>> BEGIN INPUT RECORDS

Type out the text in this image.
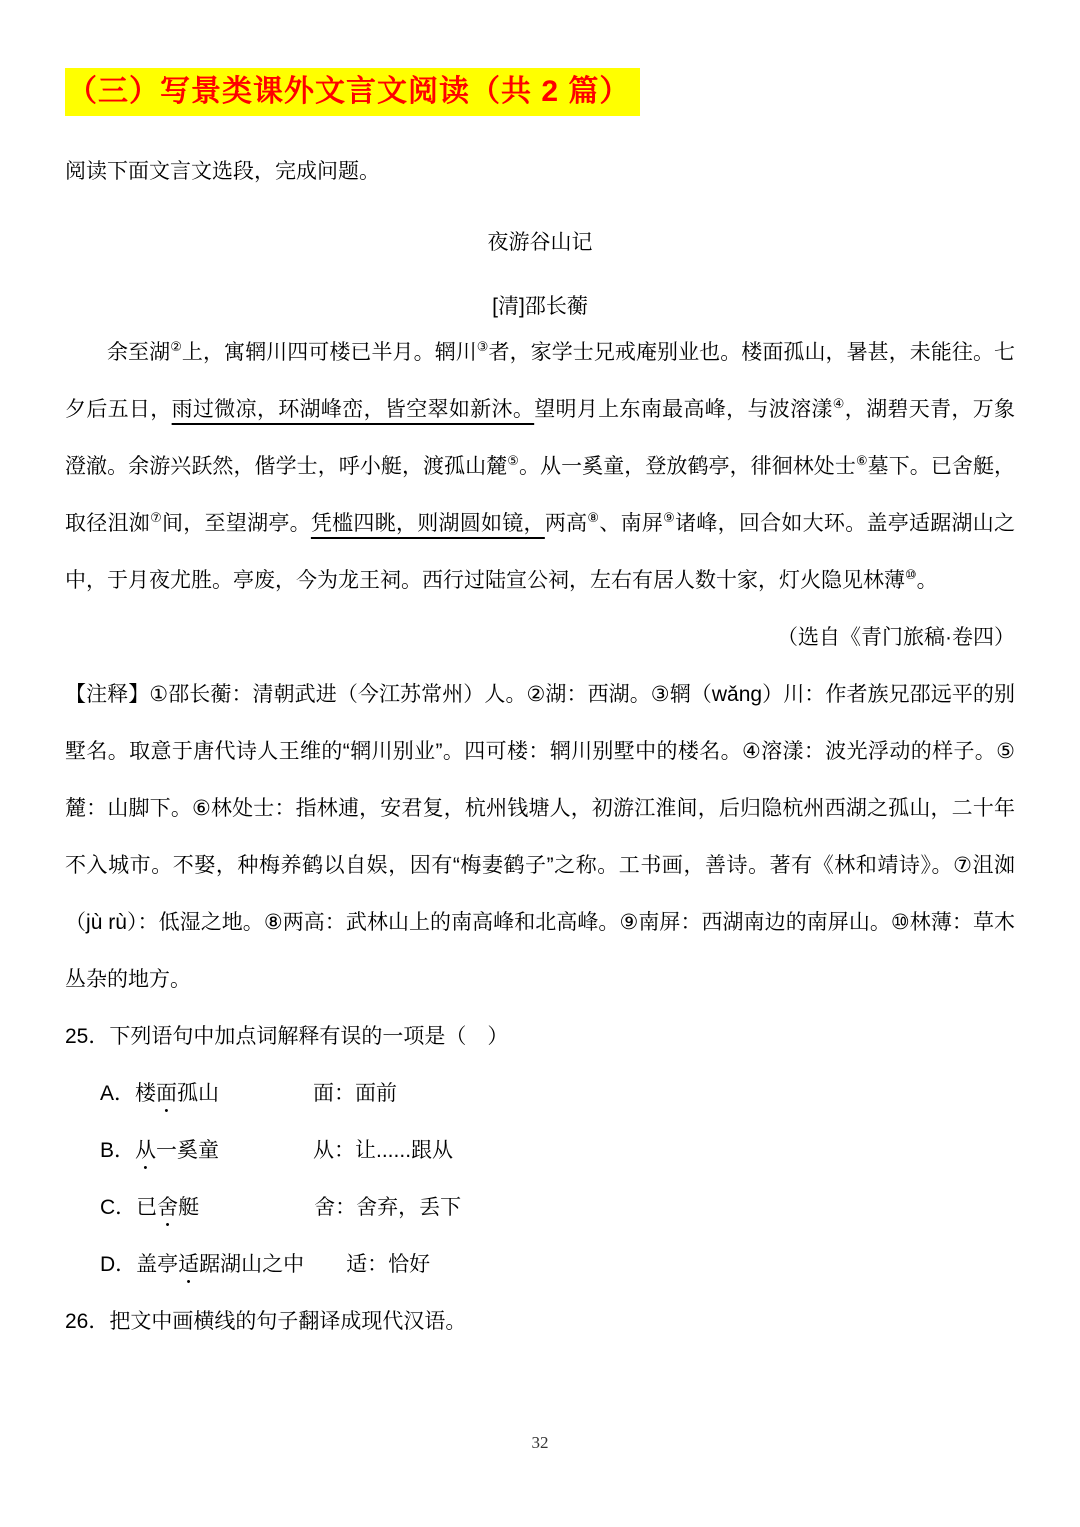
（三）写景类课外文言文阅读（共 2 篇）

阅读下面文言文选段，完成问题。

夜游谷山记

[清]邵长蘅

余至湖②上，寓辋川四可楼已半月。辋川③者，家学士兄戒庵别业也。楼面孤山，暑甚，未能往。七夕后五日，雨过微凉，环湖峰峦，皆空翠如新沐。望明月上东南最高峰，与波溶漾④，湖碧天青，万象澄澈。余游兴跃然，偕学士，呼小艇，渡孤山麓⑤。从一奚童，登放鹤亭，徘徊林处士⑥墓下。已舍艇，取径沮洳⑦间，至望湖亭。凭槛四眺，则湖圆如镜，两高⑧、南屏⑨诸峰，回合如大环。盖亭适踞湖山之中，于月夜尤胜。亭废，今为龙王祠。西行过陆宣公祠，左右有居人数十家，灯火隐见林薄⑩。

（选自《青门旅稿·卷四）

【注释】①邵长蘅：清朝武进（今江苏常州）人。②湖：西湖。③辋（wǎng）川：作者族兄邵远平的别墅名。取意于唐代诗人王维的“辋川别业”。四可楼：辋川别墅中的楼名。④溶漾：波光浮动的样子。⑤麓：山脚下。⑥林处士：指林逋，安君复，杭州钱塘人，初游江淮间，后归隐杭州西湖之孤山，二十年不入城市。不娶，种梅养鹤以自娱，因有“梅妻鹤子”之称。工书画，善诗。著有《林和靖诗》。⑦沮洳（jù rù）：低湿之地。⑧两高：武林山上的南高峰和北高峰。⑨南屏：西湖南边的南屏山。⑩林薄：草木丛杂的地方。

25．下列语句中加点词解释有误的一项是（　）

A．楼面孤山	面：面前
B．从一奚童	从：让......跟从
C．已舍艇	舍：舍弃，丢下
D．盖亭适踞湖山之中 适：恰好

26．把文中画横线的句子翻译成现代汉语。

32
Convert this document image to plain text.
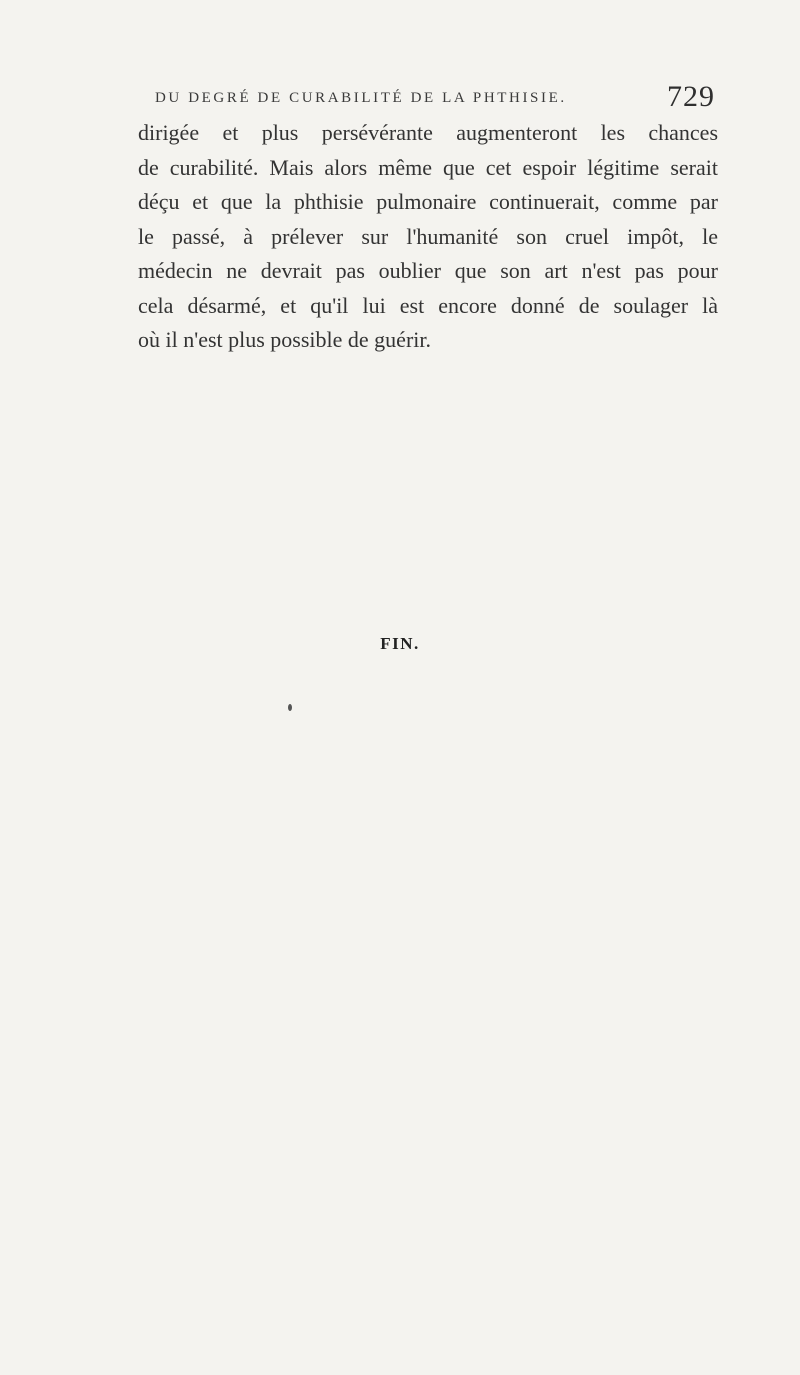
DU DEGRÉ DE CURABILITÉ DE LA PHTHISIE.	729
dirigée et plus persévérante augmenteront les chances
de curabilité. Mais alors même que cet espoir légitime serait
déçu et que la phthisie pulmonaire continuerait, comme par
le passé, à prélever sur l'humanité son cruel impôt, le
médecin ne devrait pas oublier que son art n'est pas pour
cela désarmé, et qu'il lui est encore donné de soulager là
où il n'est plus possible de guérir.
FIN.
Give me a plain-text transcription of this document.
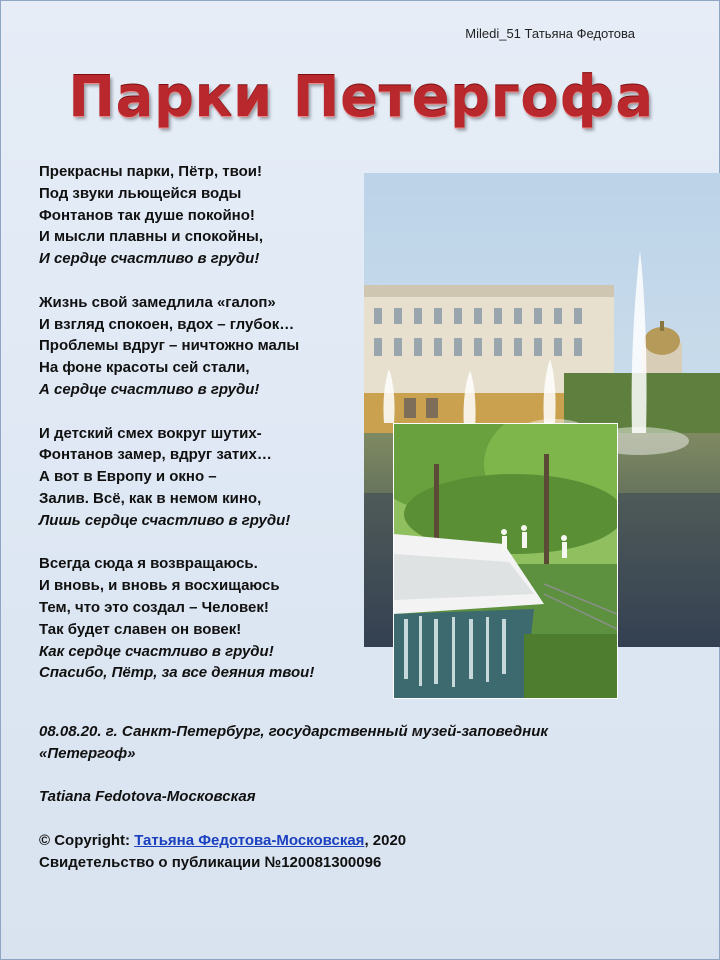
Miledi_51 Татьяна Федотова
Парки Петергофа
Прекрасны парки, Пётр, твои!
Под звуки льющейся воды
Фонтанов так душе покойно!
И мысли плавны и спокойны,
И сердце счастливо в груди!
Жизнь свой замедлила «галоп»
И взгляд спокоен, вдох – глубок…
Проблемы вдруг – ничтожно малы
На фоне красоты сей стали,
А сердце счастливо в груди!
И детский смех вокруг шутих-
Фонтанов замер, вдруг затих…
А вот в Европу и окно –
Залив. Всё, как в немом кино,
Лишь сердце счастливо в груди!
Всегда сюда я возвращаюсь.
И вновь, и вновь я восхищаюсь
Тем, что это создал – Человек!
Так будет славен он вовек!
Как сердце счастливо в груди!
Спасибо, Пётр, за все деяния твои!

08.08.20. г. Санкт-Петербург, государственный музей-заповедник
«Петергоф»

Tatiana Fedotova-Московская

© Copyright: Татьяна Федотова-Московская, 2020
Свидетельство о публикации №120081300096
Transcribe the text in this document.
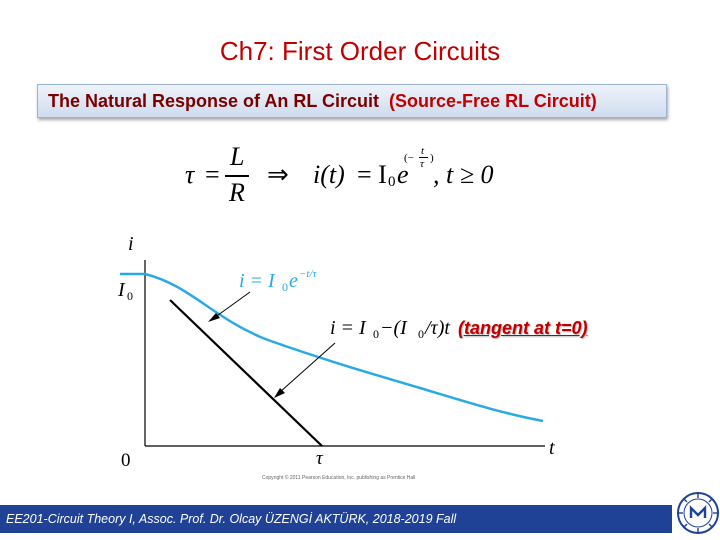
Ch7: First Order Circuits
The Natural Response of An RL Circuit (Source-Free RL Circuit)
τ =
L
R
⇒ i(t) = I 0 e
(−
t
τ )
, t ≥ 0
i
I 0
0
t
τ
i = I 0 e −t/τ
i = I 0 −(I 0 /τ)t (tangent at t=0)
Copyright © 2011 Pearson Education, Inc. publishing as Prentice Hall
EE201-Circuit Theory I, Assoc. Prof. Dr. Olcay ÜZENGİ AKTÜRK, 2018-2019 Fall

>> END INPUT RECORDS

▸ EXERCISE OBJECTIVE: Replicate the material above verbatim; images stay out of the copy.

▸ CORRECT OUTPUT:
Type out the text in this image.
（三）写景类课外文言文阅读（共 2 篇）

阅读下面文言文选段，完成问题。

夜游谷山记

[清]邵长蘅

余至湖②上，寓辋川四可楼已半月。辋川③者，家学士兄戒庵别业也。楼面孤山，暑甚，未能往。七夕后五日，雨过微凉，环湖峰峦，皆空翠如新沐。望明月上东南最高峰，与波溶漾④，湖碧天青，万象澄澈。余游兴跃然，偕学士，呼小艇，渡孤山麓⑤。从一奚童，登放鹤亭，徘徊林处士⑥墓下。已舍艇，取径沮洳⑦间，至望湖亭。凭槛四眺，则湖圆如镜，两高⑧、南屏⑨诸峰，回合如大环。盖亭适踞湖山之中，于月夜尤胜。亭废，今为龙王祠。西行过陆宣公祠，左右有居人数十家，灯火隐见林薄⑩。

（选自《青门旅稿·卷四）

【注释】①邵长蘅：清朝武进（今江苏常州）人。②湖：西湖。③辋（wǎng）川：作者族兄邵远平的别墅名。取意于唐代诗人王维的“辋川别业”。四可楼：辋川别墅中的楼名。④溶漾：波光浮动的样子。⑤麓：山脚下。⑥林处士：指林逋，安君复，杭州钱塘人，初游江淮间，后归隐杭州西湖之孤山，二十年不入城市。不娶，种梅养鹤以自娱，因有“梅妻鹤子”之称。工书画，善诗。著有《林和靖诗》。⑦沮洳（jù rù）：低湿之地。⑧两高：武林山上的南高峰和北高峰。⑨南屏：西湖南边的南屏山。⑩林薄：草木丛杂的地方。

25．下列语句中加点词解释有误的一项是（　）

A．楼面孤山	面：面前
B．从一奚童	从：让......跟从
C．已舍艇	舍：舍弃，丢下
D．盖亭适踞湖山之中 适：恰好

26．把文中画横线的句子翻译成现代汉语。

32
Convert this document image to plain text.
DU DEGRÉ DE CURABILITÉ DE LA PHTHISIE.	729
dirigée et plus persévérante augmenteront les chances
de curabilité. Mais alors même que cet espoir légitime serait
déçu et que la phthisie pulmonaire continuerait, comme par
le passé, à prélever sur l'humanité son cruel impôt, le
médecin ne devrait pas oublier que son art n'est pas pour
cela désarmé, et qu'il lui est encore donné de soulager là
où il n'est plus possible de guérir.
FIN.
Give me a plain-text transcription of this document.
Miledi_51 Татьяна Федотова
Парки Петергофа
Прекрасны парки, Пётр, твои!
Под звуки льющейся воды
Фонтанов так душе покойно!
И мысли плавны и спокойны,
И сердце счастливо в груди!
Жизнь свой замедлила «галоп»
И взгляд спокоен, вдох – глубок…
Проблемы вдруг – ничтожно малы
На фоне красоты сей стали,
А сердце счастливо в груди!
И детский смех вокруг шутих-
Фонтанов замер, вдруг затих…
А вот в Европу и окно –
Залив. Всё, как в немом кино,
Лишь сердце счастливо в груди!
Всегда сюда я возвращаюсь.
И вновь, и вновь я восхищаюсь
Тем, что это создал – Человек!
Так будет славен он вовек!
Как сердце счастливо в груди!
Спасибо, Пётр, за все деяния твои!

08.08.20. г. Санкт-Петербург, государственный музей-заповедник
«Петергоф»

Tatiana Fedotova-Московская

© Copyright: Татьяна Федотова-Московская, 2020
Свидетельство о публикации №120081300096
Transcribe the text in this document.
Ch7: First Order Circuits
The Natural Response of An RL Circuit (Source-Free RL Circuit)
τ =
L
R
⇒ i(t) = I 0 e
(−
t
τ )
, t ≥ 0
i
I 0
0
t
τ
i = I 0 e −t/τ
i = I 0 −(I 0 /τ)t (tangent at t=0)
Copyright © 2011 Pearson Education, Inc. publishing as Prentice Hall
EE201-Circuit Theory I, Assoc. Prof. Dr. Olcay ÜZENGİ AKTÜRK, 2018-2019 Fall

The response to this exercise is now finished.